Find the word "Disinfectants" below. Copy each line that has it.

* * *

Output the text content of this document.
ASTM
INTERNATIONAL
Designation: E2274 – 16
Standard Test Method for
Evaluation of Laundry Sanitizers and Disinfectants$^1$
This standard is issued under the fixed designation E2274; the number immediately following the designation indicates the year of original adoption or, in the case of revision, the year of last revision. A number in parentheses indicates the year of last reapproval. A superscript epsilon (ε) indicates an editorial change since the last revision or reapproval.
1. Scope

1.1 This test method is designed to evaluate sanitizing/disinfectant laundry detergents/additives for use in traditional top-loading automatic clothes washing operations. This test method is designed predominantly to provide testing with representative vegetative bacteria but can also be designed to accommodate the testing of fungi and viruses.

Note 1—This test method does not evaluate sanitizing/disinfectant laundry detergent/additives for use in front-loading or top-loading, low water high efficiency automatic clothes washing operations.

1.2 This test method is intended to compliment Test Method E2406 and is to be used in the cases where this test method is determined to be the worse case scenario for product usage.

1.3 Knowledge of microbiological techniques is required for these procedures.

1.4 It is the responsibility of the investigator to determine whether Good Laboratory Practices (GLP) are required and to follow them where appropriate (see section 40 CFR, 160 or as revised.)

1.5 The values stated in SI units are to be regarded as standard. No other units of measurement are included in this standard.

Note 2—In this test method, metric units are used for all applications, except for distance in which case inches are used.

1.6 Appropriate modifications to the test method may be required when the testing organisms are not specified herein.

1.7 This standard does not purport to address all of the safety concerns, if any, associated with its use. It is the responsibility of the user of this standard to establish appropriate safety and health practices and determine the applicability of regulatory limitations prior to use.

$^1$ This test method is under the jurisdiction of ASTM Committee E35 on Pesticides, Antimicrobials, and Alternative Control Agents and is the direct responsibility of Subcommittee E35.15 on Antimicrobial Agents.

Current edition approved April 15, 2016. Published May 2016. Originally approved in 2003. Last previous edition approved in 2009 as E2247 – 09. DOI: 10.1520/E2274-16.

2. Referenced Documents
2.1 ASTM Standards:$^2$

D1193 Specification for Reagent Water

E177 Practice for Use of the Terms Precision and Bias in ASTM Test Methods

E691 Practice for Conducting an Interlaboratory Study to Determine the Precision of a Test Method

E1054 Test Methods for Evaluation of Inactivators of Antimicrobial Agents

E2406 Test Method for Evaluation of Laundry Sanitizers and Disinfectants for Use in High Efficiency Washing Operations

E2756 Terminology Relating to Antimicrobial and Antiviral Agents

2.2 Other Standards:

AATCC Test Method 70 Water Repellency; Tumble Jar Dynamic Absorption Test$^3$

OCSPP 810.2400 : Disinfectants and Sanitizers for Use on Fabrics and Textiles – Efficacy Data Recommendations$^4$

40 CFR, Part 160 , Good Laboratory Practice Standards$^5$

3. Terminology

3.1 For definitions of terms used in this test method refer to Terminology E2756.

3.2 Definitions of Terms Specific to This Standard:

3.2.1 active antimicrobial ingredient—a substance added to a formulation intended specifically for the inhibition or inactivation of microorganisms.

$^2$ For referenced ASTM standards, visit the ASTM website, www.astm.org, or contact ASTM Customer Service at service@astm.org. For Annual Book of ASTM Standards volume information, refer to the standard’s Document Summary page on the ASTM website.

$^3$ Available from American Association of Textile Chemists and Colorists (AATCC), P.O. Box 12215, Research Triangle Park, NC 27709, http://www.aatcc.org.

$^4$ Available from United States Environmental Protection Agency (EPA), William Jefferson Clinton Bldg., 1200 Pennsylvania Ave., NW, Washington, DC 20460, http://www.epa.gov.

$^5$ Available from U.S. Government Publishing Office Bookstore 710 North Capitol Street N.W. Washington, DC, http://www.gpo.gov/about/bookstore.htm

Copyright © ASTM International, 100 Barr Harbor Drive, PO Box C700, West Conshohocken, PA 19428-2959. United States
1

* * *

■ EXERCISE ANSWER
Evaluation of Laundry Sanitizers and Disinfectants$^1$
E2406 Test Method for Evaluation of Laundry Sanitizers and Disinfectants for Use in High Efficiency Washing Operations
OCSPP 810.2400 : Disinfectants and Sanitizers for Use on Fabrics and Textiles – Efficacy Data Recommendations$^4$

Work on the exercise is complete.